__Work to be completed__: How many lines of these entries include the string "материала"? State the number alone.

-- start Extracted records --

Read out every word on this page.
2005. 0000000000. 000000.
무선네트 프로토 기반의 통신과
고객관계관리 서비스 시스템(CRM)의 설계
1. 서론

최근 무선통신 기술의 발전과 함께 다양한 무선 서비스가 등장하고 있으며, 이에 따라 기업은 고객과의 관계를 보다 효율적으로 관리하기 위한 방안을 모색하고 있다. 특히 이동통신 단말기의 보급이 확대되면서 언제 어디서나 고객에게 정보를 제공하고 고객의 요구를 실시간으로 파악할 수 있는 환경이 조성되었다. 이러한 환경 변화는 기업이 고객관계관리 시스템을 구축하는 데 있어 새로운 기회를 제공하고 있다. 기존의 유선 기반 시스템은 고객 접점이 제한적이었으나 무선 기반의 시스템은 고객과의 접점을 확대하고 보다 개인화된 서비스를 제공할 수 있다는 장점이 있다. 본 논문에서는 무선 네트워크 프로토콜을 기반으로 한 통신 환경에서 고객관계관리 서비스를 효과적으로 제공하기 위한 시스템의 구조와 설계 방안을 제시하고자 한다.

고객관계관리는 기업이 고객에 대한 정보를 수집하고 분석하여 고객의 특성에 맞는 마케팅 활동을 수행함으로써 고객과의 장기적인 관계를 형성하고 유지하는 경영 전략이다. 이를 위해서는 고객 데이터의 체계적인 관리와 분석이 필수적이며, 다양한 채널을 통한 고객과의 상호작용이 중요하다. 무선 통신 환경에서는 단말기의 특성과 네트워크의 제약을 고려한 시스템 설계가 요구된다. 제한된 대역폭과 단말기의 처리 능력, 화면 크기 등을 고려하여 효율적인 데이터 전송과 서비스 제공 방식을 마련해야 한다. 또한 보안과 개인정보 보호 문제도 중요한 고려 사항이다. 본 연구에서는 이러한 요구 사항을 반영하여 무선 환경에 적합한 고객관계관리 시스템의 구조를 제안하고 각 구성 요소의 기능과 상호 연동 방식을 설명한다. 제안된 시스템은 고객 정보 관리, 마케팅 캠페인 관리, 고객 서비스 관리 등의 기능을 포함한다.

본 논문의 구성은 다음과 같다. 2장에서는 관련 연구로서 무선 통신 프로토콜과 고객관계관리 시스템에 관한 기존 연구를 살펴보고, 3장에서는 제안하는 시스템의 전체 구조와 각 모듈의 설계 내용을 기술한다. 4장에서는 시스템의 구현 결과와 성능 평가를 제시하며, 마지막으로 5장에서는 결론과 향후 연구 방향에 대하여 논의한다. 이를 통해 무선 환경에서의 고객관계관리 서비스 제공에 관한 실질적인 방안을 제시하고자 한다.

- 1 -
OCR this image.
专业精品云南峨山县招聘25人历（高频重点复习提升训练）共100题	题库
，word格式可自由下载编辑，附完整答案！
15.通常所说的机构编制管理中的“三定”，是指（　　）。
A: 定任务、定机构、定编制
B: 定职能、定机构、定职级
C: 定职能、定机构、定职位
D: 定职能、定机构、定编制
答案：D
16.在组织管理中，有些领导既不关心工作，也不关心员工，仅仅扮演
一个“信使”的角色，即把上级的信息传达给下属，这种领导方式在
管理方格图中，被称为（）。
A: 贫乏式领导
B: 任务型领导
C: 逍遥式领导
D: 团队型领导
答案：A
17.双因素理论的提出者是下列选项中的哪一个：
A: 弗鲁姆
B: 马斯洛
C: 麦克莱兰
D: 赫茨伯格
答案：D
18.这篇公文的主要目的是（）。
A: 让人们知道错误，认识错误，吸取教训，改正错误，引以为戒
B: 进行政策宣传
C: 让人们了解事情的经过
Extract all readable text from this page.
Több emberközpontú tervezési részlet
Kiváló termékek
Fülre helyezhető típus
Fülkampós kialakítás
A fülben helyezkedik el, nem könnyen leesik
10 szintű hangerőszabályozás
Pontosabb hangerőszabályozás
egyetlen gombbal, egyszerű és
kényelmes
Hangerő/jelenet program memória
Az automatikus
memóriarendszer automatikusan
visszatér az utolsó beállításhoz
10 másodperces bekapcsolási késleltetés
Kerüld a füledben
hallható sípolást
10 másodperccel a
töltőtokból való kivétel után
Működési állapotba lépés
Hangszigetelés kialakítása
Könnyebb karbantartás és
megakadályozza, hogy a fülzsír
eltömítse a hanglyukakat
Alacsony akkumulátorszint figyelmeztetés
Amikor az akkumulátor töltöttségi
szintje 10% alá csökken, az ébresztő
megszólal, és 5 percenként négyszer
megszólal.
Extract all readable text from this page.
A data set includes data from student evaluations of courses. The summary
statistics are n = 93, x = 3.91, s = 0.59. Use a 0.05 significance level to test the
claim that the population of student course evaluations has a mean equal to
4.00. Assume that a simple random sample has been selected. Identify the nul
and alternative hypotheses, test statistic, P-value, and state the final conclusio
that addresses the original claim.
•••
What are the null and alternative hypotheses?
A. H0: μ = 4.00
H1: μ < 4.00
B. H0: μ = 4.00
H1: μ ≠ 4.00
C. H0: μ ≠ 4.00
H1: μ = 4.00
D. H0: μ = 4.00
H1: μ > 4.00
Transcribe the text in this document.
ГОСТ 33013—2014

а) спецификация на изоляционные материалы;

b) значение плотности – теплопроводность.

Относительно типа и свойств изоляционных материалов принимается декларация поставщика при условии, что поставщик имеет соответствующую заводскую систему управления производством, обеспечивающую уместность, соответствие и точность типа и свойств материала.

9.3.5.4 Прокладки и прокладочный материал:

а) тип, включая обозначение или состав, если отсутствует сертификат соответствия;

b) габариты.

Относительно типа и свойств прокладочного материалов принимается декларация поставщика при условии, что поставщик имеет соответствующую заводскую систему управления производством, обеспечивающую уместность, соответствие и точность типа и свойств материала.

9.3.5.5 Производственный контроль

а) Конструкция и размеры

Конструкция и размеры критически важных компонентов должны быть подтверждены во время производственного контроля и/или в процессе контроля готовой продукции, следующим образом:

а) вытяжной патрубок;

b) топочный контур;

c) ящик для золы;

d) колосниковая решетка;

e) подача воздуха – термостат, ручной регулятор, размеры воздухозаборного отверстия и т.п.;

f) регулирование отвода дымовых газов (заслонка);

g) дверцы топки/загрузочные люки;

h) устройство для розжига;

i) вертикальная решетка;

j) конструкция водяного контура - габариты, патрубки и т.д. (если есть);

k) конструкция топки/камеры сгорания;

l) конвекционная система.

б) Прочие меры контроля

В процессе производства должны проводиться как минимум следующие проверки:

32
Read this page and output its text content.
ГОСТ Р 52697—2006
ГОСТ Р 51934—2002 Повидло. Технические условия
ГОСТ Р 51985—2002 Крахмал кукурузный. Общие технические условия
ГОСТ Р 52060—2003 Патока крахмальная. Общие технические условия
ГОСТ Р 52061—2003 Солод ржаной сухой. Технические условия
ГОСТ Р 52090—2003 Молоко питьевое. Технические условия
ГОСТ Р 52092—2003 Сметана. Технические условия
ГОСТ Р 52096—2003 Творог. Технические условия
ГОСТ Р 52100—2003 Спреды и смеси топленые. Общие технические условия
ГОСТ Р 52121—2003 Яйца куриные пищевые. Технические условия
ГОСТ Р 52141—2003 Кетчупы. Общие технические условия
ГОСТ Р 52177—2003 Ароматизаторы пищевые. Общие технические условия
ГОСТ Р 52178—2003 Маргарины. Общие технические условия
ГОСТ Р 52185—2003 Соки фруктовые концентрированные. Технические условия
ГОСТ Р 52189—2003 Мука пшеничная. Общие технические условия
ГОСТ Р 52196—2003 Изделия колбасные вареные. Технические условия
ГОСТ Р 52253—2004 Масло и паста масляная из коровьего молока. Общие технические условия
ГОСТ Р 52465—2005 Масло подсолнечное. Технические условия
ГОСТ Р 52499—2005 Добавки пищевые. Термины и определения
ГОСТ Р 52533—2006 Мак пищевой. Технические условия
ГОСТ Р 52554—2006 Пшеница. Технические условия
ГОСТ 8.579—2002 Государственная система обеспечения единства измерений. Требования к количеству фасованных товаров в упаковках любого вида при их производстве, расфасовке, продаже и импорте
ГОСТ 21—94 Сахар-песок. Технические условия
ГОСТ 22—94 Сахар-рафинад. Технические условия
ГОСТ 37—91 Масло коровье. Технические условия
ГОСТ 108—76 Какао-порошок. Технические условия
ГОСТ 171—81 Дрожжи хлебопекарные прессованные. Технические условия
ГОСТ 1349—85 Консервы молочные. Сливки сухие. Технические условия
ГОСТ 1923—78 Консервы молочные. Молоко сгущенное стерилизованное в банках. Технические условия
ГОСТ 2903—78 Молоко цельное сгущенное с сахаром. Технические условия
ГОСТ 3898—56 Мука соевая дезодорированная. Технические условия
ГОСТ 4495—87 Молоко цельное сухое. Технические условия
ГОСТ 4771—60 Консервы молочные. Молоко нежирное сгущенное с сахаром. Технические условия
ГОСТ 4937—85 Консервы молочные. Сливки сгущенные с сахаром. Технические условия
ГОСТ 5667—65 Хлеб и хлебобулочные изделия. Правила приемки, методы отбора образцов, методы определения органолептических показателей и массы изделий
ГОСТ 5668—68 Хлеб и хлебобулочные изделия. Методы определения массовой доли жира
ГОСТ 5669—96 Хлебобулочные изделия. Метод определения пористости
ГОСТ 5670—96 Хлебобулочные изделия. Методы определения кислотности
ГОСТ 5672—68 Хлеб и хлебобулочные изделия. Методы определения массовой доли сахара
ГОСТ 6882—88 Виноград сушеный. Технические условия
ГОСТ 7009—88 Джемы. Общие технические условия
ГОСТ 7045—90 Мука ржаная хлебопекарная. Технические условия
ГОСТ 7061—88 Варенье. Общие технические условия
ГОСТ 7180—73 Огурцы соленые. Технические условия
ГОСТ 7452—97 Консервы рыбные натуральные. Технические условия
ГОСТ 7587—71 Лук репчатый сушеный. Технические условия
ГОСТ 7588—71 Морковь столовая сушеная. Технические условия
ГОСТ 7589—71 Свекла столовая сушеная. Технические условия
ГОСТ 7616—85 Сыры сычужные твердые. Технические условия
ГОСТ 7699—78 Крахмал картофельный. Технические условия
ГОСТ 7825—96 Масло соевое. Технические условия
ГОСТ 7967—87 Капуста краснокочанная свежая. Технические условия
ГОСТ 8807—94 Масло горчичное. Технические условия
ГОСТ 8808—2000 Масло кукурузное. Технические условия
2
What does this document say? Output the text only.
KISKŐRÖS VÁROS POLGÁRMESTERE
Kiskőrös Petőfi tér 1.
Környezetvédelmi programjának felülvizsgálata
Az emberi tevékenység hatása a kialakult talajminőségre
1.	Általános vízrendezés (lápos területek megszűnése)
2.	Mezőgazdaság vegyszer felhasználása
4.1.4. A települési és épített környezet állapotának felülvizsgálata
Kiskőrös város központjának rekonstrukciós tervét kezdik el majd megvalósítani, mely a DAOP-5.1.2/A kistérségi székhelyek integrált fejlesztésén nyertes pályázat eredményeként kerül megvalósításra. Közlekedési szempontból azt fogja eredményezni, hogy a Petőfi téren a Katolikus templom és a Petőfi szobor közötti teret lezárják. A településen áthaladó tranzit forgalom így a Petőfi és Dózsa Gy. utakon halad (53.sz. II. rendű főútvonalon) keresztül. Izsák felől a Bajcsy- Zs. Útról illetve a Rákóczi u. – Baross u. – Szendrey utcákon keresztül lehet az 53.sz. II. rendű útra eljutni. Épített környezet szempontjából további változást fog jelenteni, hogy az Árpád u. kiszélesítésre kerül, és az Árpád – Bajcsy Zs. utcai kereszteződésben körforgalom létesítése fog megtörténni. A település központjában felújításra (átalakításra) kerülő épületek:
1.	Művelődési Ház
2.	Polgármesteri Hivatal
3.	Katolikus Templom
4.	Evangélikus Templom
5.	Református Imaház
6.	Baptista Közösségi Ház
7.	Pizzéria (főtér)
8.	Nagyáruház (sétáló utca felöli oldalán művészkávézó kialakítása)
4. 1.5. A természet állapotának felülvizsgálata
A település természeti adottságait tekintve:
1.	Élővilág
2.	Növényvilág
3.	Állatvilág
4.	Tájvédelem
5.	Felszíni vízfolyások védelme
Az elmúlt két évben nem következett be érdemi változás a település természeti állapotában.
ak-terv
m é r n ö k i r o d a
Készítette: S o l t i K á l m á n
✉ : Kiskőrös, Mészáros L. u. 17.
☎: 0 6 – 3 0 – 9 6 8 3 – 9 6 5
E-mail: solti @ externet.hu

-- end Extracted records --

__Full output__: 2